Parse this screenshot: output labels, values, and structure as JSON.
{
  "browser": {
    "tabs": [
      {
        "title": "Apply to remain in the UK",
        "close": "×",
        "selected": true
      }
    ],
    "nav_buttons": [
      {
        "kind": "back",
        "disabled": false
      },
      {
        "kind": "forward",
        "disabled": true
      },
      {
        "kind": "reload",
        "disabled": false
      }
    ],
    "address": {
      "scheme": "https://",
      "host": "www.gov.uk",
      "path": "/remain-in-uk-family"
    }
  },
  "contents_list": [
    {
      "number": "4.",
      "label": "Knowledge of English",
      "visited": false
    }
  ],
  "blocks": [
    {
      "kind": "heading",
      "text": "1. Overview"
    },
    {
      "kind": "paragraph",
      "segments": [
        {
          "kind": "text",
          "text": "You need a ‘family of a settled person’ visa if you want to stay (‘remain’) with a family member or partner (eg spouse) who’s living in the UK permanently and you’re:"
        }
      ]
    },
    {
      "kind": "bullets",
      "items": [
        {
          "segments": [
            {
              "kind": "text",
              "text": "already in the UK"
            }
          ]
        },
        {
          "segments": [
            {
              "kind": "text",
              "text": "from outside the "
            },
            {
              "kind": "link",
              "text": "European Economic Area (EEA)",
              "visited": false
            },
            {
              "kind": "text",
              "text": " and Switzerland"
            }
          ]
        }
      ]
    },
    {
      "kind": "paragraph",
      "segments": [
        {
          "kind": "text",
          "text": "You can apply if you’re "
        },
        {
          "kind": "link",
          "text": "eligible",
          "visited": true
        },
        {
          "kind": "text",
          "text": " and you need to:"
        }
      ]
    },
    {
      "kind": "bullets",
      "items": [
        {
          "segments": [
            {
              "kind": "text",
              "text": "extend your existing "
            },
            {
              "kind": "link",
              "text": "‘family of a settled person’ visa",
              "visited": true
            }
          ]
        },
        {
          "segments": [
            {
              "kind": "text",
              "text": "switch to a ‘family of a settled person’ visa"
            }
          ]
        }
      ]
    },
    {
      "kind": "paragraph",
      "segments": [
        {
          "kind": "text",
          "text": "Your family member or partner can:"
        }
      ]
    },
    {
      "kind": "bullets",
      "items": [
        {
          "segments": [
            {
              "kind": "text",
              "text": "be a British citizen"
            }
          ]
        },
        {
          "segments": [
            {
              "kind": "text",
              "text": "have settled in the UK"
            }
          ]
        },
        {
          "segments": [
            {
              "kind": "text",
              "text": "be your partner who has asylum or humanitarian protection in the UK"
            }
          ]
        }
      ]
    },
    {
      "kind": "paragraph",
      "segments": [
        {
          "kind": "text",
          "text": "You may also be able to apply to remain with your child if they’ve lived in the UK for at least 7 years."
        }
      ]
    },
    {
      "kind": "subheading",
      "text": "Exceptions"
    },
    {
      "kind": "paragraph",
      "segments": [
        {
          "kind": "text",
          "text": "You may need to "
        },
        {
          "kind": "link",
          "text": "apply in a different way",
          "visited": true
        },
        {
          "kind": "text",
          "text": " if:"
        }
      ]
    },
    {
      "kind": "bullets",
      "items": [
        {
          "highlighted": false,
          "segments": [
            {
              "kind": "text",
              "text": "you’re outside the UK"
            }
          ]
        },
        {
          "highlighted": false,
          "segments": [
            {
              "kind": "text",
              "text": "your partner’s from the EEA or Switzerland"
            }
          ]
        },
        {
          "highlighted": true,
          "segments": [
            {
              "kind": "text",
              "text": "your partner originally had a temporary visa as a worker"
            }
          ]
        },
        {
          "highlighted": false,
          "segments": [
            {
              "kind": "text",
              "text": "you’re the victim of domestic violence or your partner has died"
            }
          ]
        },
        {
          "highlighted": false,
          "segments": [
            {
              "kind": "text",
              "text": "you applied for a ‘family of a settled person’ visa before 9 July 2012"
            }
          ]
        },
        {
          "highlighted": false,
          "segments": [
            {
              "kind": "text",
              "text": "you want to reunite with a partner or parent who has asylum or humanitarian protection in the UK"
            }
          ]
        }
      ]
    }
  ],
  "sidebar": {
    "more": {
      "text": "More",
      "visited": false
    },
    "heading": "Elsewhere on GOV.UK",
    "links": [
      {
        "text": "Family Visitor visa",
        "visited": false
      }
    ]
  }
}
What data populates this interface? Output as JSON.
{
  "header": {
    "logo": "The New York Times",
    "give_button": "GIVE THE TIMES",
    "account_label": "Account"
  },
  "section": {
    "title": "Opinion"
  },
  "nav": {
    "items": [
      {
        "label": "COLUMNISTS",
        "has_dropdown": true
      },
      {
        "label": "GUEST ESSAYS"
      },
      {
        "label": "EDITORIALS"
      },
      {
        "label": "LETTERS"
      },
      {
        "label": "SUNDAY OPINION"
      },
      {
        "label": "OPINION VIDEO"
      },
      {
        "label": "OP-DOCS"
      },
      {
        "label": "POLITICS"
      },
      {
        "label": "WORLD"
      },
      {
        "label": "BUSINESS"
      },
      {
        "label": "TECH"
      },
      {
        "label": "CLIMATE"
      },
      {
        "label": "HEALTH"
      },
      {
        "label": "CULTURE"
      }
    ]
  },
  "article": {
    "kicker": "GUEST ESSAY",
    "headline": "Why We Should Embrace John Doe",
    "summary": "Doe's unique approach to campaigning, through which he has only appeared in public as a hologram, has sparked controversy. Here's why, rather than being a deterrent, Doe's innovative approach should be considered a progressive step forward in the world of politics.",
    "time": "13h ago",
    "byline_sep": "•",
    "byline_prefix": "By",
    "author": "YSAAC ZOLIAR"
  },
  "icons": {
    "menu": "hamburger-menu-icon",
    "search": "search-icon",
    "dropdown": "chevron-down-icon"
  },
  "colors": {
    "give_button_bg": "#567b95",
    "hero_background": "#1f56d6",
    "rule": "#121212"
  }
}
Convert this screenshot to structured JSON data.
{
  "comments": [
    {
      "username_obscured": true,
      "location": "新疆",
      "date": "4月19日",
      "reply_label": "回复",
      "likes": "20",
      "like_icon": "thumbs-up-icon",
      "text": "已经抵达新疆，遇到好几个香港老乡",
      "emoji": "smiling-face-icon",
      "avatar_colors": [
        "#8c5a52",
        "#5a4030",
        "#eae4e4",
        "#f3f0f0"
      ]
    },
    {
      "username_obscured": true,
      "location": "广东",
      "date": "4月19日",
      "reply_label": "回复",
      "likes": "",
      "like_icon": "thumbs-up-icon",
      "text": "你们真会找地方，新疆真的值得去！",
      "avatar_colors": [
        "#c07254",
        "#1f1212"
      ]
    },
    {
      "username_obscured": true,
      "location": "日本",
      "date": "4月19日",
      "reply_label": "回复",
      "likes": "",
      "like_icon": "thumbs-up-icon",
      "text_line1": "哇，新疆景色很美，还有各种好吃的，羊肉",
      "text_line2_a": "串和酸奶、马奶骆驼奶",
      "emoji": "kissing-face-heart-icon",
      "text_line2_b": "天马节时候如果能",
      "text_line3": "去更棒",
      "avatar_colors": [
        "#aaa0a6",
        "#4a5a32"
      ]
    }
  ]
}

• • • • • • •

• Set exercise:
Extract from the data every line where "want" shows up.

• Answer to this task:
          "text": "You need a ‘family of a settled person’ visa if you want to stay (‘remain’) with a family member or partner (eg spouse) who’s living in the UK permanently and you’re:"
              "text": "you want to reunite with a partner or parent who has asylum or humanitarian protection in the UK"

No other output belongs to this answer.